-- start of Dataset extract --

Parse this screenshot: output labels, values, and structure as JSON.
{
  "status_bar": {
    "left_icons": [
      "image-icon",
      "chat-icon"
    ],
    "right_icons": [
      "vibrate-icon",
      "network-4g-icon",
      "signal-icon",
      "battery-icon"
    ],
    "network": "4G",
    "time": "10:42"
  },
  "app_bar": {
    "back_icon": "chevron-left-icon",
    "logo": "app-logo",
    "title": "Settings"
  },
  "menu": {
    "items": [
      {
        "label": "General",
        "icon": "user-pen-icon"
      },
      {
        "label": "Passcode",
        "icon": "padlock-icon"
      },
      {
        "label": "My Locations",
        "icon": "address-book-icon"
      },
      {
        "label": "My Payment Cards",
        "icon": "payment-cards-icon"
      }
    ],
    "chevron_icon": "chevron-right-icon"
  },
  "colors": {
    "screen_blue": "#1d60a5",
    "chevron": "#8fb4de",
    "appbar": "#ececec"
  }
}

-- end of Dataset extract --

What the task asks →
Return all the data exactly as given.

Exercise output →
Parse this screenshot: output labels, values, and structure as JSON.
{
  "status_bar": {
    "left_icons": [
      "image-icon",
      "chat-icon"
    ],
    "right_icons": [
      "vibrate-icon",
      "network-4g-icon",
      "signal-icon",
      "battery-icon"
    ],
    "network": "4G",
    "time": "10:42"
  },
  "app_bar": {
    "back_icon": "chevron-left-icon",
    "logo": "app-logo",
    "title": "Settings"
  },
  "menu": {
    "items": [
      {
        "label": "General",
        "icon": "user-pen-icon"
      },
      {
        "label": "Passcode",
        "icon": "padlock-icon"
      },
      {
        "label": "My Locations",
        "icon": "address-book-icon"
      },
      {
        "label": "My Payment Cards",
        "icon": "payment-cards-icon"
      }
    ],
    "chevron_icon": "chevron-right-icon"
  },
  "colors": {
    "screen_blue": "#1d60a5",
    "chevron": "#8fb4de",
    "appbar": "#ececec"
  }
}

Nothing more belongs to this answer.